*Instructions for the task:*
All of the lines below are to be transcribed faithfully, with pictures excluded from the copy.

*Material shown:*
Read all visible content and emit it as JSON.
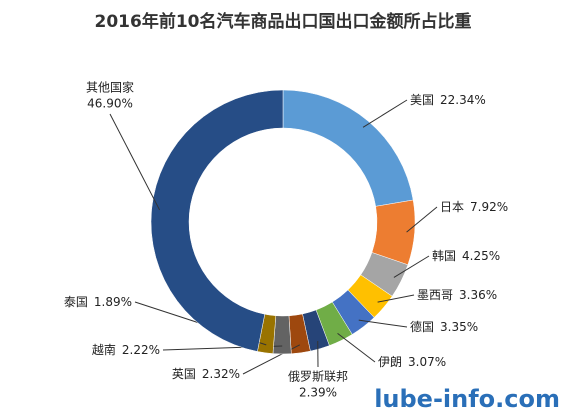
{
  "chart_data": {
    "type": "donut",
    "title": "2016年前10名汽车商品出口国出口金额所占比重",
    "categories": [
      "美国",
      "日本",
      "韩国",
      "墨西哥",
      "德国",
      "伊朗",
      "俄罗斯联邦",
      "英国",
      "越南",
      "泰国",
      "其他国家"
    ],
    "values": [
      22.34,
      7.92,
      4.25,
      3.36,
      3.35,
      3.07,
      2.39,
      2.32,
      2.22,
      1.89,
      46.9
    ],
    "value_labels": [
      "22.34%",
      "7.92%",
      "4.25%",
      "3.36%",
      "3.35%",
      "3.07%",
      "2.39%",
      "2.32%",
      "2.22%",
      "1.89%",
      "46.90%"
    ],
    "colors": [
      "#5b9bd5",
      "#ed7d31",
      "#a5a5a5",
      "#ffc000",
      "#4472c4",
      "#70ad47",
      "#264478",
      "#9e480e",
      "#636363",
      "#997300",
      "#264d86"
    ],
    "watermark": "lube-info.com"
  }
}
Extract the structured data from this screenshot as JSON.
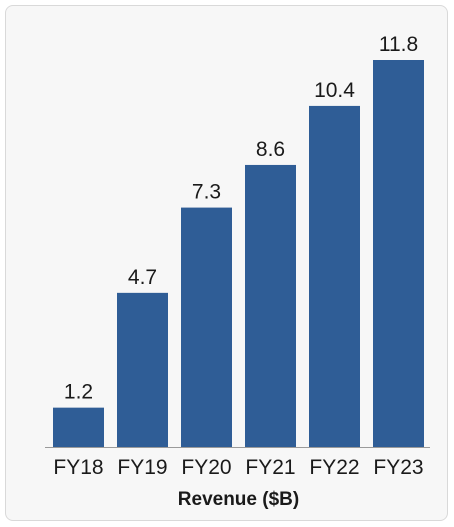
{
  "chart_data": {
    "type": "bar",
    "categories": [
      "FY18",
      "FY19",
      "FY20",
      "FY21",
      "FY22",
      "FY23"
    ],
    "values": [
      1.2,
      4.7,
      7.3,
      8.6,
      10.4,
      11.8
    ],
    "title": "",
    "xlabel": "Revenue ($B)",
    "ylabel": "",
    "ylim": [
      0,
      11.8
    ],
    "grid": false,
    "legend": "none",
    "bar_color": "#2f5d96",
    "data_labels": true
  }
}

*Written solution:*
Read all visible content and emit it as JSON.
{
  "chart_data": {
    "type": "donut",
    "title": "2016年前10名汽车商品出口国出口金额所占比重",
    "categories": [
      "美国",
      "日本",
      "韩国",
      "墨西哥",
      "德国",
      "伊朗",
      "俄罗斯联邦",
      "英国",
      "越南",
      "泰国",
      "其他国家"
    ],
    "values": [
      22.34,
      7.92,
      4.25,
      3.36,
      3.35,
      3.07,
      2.39,
      2.32,
      2.22,
      1.89,
      46.9
    ],
    "value_labels": [
      "22.34%",
      "7.92%",
      "4.25%",
      "3.36%",
      "3.35%",
      "3.07%",
      "2.39%",
      "2.32%",
      "2.22%",
      "1.89%",
      "46.90%"
    ],
    "colors": [
      "#5b9bd5",
      "#ed7d31",
      "#a5a5a5",
      "#ffc000",
      "#4472c4",
      "#70ad47",
      "#264478",
      "#9e480e",
      "#636363",
      "#997300",
      "#264d86"
    ],
    "watermark": "lube-info.com"
  }
}
Extract the structured data from this screenshot as JSON.
{
  "chart_data": {
    "type": "bar",
    "categories": [
      "FY18",
      "FY19",
      "FY20",
      "FY21",
      "FY22",
      "FY23"
    ],
    "values": [
      1.2,
      4.7,
      7.3,
      8.6,
      10.4,
      11.8
    ],
    "title": "",
    "xlabel": "Revenue ($B)",
    "ylabel": "",
    "ylim": [
      0,
      11.8
    ],
    "grid": false,
    "legend": "none",
    "bar_color": "#2f5d96",
    "data_labels": true
  }
}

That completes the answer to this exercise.